■ Set problem: Output exactly, please, the lines of the records below from the one containing "Give me the" through the final line.

■ Rows from a figure dataset:
########

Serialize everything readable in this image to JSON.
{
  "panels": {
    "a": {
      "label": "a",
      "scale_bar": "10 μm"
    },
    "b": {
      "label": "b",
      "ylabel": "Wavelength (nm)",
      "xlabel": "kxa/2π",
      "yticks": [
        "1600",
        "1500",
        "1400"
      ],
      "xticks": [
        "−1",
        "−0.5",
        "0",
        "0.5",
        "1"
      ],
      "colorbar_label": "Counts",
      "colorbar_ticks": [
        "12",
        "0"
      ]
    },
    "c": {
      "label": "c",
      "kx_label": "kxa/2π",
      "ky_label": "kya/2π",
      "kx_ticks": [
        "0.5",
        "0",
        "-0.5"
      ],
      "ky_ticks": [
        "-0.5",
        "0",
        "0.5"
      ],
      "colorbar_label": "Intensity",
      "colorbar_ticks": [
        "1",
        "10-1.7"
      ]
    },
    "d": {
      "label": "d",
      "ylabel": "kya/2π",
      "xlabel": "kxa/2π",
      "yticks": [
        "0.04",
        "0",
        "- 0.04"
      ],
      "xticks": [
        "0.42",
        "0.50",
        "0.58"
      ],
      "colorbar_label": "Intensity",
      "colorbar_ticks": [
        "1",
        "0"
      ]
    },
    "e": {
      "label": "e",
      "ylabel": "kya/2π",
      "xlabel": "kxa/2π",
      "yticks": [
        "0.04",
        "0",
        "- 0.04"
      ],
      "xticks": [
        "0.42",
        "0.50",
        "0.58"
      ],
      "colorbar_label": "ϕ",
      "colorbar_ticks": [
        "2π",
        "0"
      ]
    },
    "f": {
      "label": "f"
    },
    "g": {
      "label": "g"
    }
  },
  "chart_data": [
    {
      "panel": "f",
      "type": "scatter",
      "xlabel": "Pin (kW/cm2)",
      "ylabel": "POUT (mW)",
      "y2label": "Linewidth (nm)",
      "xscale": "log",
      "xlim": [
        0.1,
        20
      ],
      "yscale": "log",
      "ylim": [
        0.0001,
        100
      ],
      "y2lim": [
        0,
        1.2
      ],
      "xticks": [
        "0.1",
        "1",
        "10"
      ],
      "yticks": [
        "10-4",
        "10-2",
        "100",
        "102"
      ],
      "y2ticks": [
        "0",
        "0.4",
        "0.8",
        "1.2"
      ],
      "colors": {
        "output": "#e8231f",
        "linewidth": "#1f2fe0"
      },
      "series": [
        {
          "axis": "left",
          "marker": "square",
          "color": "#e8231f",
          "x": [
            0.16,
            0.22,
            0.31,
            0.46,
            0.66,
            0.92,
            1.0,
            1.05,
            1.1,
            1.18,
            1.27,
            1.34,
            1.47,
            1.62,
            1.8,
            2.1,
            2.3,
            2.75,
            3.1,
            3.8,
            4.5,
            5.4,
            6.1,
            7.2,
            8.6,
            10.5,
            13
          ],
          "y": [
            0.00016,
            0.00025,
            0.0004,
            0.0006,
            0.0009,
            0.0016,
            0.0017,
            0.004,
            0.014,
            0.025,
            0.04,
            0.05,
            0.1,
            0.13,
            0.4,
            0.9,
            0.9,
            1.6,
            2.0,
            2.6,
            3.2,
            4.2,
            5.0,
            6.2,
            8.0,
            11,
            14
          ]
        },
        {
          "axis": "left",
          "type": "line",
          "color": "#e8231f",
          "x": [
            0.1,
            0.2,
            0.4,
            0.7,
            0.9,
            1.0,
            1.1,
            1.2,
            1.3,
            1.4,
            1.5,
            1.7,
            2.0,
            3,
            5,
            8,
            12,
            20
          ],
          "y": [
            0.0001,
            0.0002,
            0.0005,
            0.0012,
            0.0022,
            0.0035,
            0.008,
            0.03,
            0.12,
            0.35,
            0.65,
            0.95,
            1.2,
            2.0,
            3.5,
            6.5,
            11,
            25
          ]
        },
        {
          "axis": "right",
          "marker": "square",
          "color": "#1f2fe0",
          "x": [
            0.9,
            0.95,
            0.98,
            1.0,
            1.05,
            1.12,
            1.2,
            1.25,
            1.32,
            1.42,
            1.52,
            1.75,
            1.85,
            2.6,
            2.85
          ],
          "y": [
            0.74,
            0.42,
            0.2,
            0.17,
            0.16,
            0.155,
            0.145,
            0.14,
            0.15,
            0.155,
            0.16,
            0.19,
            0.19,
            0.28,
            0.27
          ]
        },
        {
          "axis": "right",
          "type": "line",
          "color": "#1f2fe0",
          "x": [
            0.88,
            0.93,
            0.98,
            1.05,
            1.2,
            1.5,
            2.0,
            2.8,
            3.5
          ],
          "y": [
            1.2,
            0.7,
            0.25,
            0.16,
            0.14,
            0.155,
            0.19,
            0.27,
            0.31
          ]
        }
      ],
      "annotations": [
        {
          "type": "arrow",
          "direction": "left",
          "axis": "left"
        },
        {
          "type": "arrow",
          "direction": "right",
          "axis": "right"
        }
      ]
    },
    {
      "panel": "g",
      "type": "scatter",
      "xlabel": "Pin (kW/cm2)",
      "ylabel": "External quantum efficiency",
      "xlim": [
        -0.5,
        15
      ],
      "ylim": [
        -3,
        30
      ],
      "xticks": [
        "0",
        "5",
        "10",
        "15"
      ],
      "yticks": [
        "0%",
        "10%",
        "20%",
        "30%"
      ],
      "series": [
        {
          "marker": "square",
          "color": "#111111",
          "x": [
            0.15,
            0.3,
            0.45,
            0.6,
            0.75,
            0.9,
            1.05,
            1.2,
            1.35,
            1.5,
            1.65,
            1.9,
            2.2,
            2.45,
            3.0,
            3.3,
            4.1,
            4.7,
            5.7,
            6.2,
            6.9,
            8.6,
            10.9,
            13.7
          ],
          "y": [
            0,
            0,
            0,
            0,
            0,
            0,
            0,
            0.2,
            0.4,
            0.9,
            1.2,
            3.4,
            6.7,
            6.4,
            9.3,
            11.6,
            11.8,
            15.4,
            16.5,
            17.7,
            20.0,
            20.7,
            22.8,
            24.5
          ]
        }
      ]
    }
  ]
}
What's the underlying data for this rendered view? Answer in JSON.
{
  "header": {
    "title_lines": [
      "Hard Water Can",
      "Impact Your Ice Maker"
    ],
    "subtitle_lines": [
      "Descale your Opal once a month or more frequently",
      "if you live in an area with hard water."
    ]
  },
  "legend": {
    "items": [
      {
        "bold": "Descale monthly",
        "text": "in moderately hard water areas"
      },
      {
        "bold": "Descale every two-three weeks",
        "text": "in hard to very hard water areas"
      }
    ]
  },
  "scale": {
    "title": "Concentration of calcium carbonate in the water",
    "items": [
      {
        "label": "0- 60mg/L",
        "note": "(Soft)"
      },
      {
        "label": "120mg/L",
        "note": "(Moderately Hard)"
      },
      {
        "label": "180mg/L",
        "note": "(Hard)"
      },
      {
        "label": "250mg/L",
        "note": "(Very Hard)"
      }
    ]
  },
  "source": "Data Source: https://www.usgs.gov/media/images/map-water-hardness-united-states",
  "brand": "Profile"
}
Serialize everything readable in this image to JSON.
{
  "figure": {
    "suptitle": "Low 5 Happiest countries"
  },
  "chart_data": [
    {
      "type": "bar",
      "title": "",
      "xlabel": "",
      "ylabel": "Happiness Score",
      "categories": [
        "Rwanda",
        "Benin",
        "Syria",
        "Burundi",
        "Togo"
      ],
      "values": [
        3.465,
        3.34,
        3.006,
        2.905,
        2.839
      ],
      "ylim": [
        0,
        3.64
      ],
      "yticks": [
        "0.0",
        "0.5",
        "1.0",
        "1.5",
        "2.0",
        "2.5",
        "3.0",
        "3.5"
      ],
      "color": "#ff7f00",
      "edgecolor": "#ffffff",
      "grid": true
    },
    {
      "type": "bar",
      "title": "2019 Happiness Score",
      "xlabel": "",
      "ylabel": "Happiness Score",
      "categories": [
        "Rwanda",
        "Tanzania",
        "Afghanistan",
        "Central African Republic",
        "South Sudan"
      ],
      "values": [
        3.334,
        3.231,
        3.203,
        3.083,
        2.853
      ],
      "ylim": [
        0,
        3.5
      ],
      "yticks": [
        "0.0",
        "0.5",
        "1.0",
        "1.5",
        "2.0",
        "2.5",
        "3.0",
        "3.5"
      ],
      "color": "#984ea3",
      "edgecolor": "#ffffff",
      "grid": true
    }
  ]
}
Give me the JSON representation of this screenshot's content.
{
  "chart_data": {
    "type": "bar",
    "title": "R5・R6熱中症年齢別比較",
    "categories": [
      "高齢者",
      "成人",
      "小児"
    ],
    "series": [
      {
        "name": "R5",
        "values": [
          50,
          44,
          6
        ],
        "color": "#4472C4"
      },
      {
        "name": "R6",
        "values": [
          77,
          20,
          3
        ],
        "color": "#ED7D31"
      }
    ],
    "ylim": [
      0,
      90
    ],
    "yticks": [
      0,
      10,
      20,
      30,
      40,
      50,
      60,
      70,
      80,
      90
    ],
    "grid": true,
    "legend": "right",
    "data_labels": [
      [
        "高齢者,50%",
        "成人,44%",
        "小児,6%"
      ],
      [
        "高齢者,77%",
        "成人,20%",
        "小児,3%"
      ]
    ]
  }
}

########

■ Exercise result:
Give me the JSON representation of this screenshot's content.
{
  "chart_data": {
    "type": "bar",
    "title": "R5・R6熱中症年齢別比較",
    "categories": [
      "高齢者",
      "成人",
      "小児"
    ],
    "series": [
      {
        "name": "R5",
        "values": [
          50,
          44,
          6
        ],
        "color": "#4472C4"
      },
      {
        "name": "R6",
        "values": [
          77,
          20,
          3
        ],
        "color": "#ED7D31"
      }
    ],
    "ylim": [
      0,
      90
    ],
    "yticks": [
      0,
      10,
      20,
      30,
      40,
      50,
      60,
      70,
      80,
      90
    ],
    "grid": true,
    "legend": "right",
    "data_labels": [
      [
        "高齢者,50%",
        "成人,44%",
        "小児,6%"
      ],
      [
        "高齢者,77%",
        "成人,20%",
        "小児,3%"
      ]
    ]
  }
}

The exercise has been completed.